- [Goal]: Update the rows below by changing every "wall-segment" to "wall-section" and keeping everything else as it is. Leave the pictures out of your answer.

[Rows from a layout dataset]
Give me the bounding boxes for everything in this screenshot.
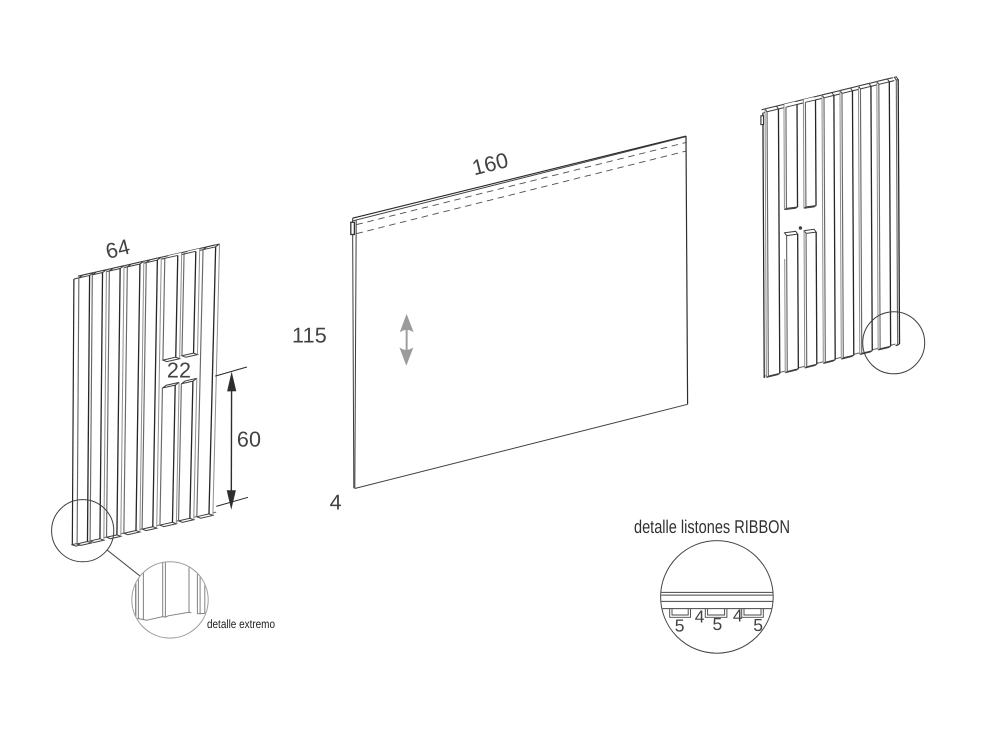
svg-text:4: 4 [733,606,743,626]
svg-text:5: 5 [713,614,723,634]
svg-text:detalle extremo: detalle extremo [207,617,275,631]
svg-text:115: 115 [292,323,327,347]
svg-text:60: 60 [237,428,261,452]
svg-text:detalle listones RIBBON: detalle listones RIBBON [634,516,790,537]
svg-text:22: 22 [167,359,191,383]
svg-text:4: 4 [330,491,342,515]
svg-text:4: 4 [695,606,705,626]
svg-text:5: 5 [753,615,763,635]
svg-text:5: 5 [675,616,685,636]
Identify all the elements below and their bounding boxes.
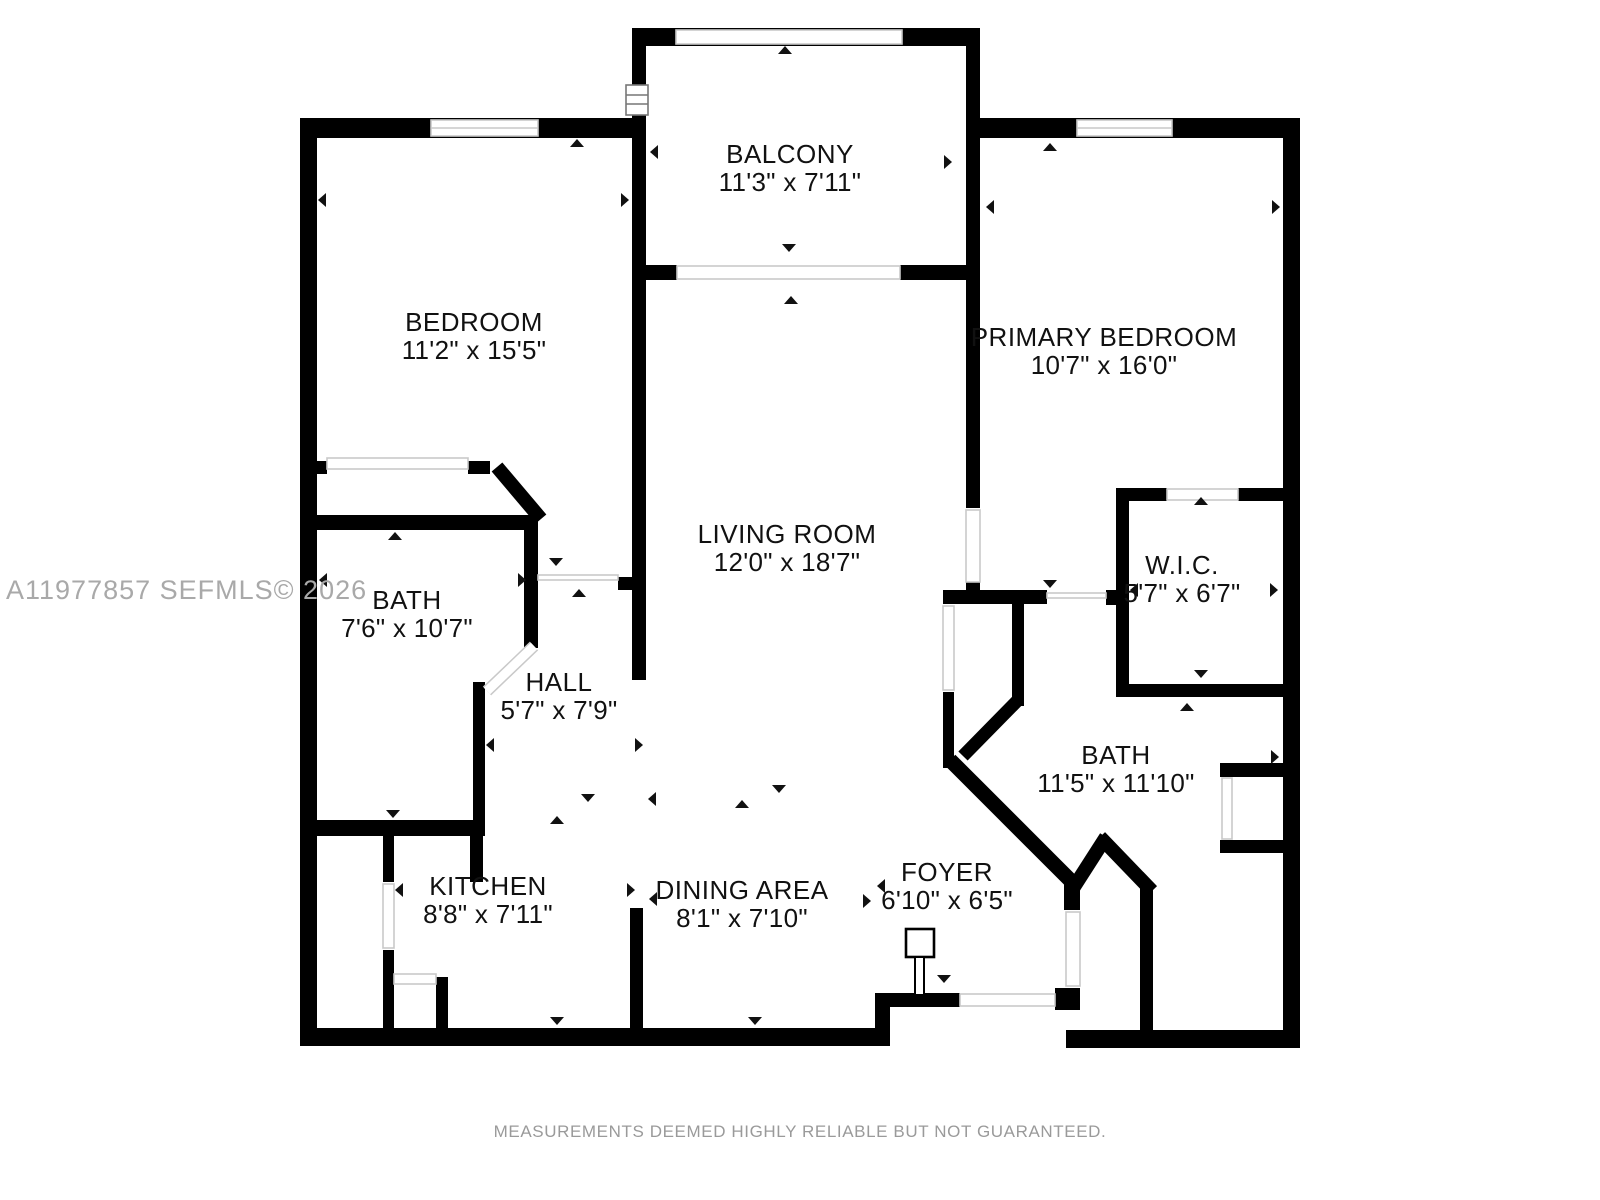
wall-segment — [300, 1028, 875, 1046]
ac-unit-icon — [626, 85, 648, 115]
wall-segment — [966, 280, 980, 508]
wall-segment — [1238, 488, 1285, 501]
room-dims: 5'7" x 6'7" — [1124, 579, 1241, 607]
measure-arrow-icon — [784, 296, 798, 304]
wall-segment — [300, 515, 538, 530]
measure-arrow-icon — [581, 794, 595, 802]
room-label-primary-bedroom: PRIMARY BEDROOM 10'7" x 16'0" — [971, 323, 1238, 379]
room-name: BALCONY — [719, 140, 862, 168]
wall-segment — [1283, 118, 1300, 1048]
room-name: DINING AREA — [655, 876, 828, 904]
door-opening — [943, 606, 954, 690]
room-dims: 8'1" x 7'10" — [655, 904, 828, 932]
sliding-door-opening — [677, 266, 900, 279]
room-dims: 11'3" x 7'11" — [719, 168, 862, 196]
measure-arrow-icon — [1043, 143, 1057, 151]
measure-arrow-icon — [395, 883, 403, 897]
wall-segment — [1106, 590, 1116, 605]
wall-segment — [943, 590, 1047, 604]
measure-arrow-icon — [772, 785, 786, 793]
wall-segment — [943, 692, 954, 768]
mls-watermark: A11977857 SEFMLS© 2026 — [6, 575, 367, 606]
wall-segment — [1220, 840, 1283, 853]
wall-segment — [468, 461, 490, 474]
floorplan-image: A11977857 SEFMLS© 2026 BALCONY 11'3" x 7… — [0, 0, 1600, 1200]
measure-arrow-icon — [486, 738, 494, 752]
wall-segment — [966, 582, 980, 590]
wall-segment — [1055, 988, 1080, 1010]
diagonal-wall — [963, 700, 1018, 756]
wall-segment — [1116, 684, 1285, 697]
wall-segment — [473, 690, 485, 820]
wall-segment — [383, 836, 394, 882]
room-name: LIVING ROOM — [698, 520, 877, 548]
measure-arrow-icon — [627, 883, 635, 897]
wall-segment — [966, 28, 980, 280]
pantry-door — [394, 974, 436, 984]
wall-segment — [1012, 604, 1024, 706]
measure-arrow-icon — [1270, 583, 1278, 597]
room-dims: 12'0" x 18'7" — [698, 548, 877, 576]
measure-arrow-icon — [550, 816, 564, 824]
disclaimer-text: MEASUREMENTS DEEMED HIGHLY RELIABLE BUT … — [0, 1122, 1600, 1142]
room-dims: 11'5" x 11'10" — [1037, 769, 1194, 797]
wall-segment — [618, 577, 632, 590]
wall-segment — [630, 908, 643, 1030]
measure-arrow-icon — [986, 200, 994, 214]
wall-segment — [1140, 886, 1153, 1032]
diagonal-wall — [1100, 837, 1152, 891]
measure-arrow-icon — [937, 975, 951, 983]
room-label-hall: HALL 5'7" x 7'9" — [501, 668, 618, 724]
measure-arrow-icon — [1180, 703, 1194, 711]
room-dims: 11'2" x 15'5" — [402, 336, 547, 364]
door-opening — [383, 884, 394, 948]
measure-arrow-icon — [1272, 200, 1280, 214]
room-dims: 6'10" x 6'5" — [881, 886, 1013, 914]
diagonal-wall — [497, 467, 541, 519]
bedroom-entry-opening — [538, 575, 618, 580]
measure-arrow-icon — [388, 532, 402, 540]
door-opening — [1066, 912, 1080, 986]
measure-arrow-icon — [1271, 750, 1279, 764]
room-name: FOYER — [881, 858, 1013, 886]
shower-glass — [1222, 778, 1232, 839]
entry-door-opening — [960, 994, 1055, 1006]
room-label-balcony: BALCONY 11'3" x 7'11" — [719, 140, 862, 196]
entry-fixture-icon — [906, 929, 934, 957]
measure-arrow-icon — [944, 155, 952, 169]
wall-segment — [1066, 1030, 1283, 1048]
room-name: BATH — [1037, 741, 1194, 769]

- [Worked solution]:
Give me the bounding boxes for everything in this screenshot.
svg-text:4: 4 [733,606,743,626]
svg-text:5: 5 [713,614,723,634]
svg-text:detalle extremo: detalle extremo [207,617,275,631]
svg-text:115: 115 [292,323,327,347]
svg-text:60: 60 [237,428,261,452]
svg-text:detalle listones RIBBON: detalle listones RIBBON [634,516,790,537]
svg-text:22: 22 [167,359,191,383]
svg-text:4: 4 [330,491,342,515]
svg-text:4: 4 [695,606,705,626]
svg-text:5: 5 [753,615,763,635]
svg-text:5: 5 [675,616,685,636]
Identify all the elements below and their bounding boxes.
wall-section — [300, 1028, 875, 1046]
ac-unit-icon — [626, 85, 648, 115]
wall-section — [966, 280, 980, 508]
wall-section — [1238, 488, 1285, 501]
room-dims: 5'7" x 6'7" — [1124, 579, 1241, 607]
measure-arrow-icon — [784, 296, 798, 304]
wall-section — [300, 515, 538, 530]
measure-arrow-icon — [581, 794, 595, 802]
room-label-primary-bedroom: PRIMARY BEDROOM 10'7" x 16'0" — [971, 323, 1238, 379]
room-name: BALCONY — [719, 140, 862, 168]
wall-section — [1283, 118, 1300, 1048]
room-name: DINING AREA — [655, 876, 828, 904]
door-opening — [943, 606, 954, 690]
room-dims: 8'1" x 7'10" — [655, 904, 828, 932]
sliding-door-opening — [677, 266, 900, 279]
room-dims: 11'3" x 7'11" — [719, 168, 862, 196]
measure-arrow-icon — [1043, 143, 1057, 151]
measure-arrow-icon — [395, 883, 403, 897]
wall-section — [1106, 590, 1116, 605]
wall-section — [943, 590, 1047, 604]
measure-arrow-icon — [772, 785, 786, 793]
wall-section — [943, 692, 954, 768]
mls-watermark: A11977857 SEFMLS© 2026 — [6, 575, 367, 606]
wall-section — [1220, 840, 1283, 853]
wall-section — [468, 461, 490, 474]
floorplan-image: A11977857 SEFMLS© 2026 BALCONY 11'3" x 7… — [0, 0, 1600, 1200]
measure-arrow-icon — [486, 738, 494, 752]
wall-section — [966, 582, 980, 590]
wall-section — [1055, 988, 1080, 1010]
diagonal-wall — [963, 700, 1018, 756]
wall-section — [1116, 684, 1285, 697]
wall-section — [473, 690, 485, 820]
wall-section — [383, 836, 394, 882]
room-name: LIVING ROOM — [698, 520, 877, 548]
measure-arrow-icon — [627, 883, 635, 897]
wall-section — [966, 28, 980, 280]
pantry-door — [394, 974, 436, 984]
wall-section — [1012, 604, 1024, 706]
measure-arrow-icon — [1270, 583, 1278, 597]
room-dims: 12'0" x 18'7" — [698, 548, 877, 576]
measure-arrow-icon — [550, 816, 564, 824]
disclaimer-text: MEASUREMENTS DEEMED HIGHLY RELIABLE BUT … — [0, 1122, 1600, 1142]
room-dims: 11'5" x 11'10" — [1037, 769, 1194, 797]
wall-section — [618, 577, 632, 590]
wall-section — [630, 908, 643, 1030]
measure-arrow-icon — [986, 200, 994, 214]
wall-section — [1140, 886, 1153, 1032]
diagonal-wall — [1100, 837, 1152, 891]
measure-arrow-icon — [937, 975, 951, 983]
room-label-hall: HALL 5'7" x 7'9" — [501, 668, 618, 724]
measure-arrow-icon — [1180, 703, 1194, 711]
room-dims: 11'2" x 15'5" — [402, 336, 547, 364]
door-opening — [383, 884, 394, 948]
measure-arrow-icon — [1272, 200, 1280, 214]
room-dims: 6'10" x 6'5" — [881, 886, 1013, 914]
diagonal-wall — [497, 467, 541, 519]
bedroom-entry-opening — [538, 575, 618, 580]
measure-arrow-icon — [388, 532, 402, 540]
door-opening — [1066, 912, 1080, 986]
measure-arrow-icon — [1271, 750, 1279, 764]
room-name: FOYER — [881, 858, 1013, 886]
shower-glass — [1222, 778, 1232, 839]
entry-door-opening — [960, 994, 1055, 1006]
room-label-balcony: BALCONY 11'3" x 7'11" — [719, 140, 862, 196]
entry-fixture-icon — [906, 929, 934, 957]
measure-arrow-icon — [944, 155, 952, 169]
wall-section — [1066, 1030, 1283, 1048]
room-name: BATH — [1037, 741, 1194, 769]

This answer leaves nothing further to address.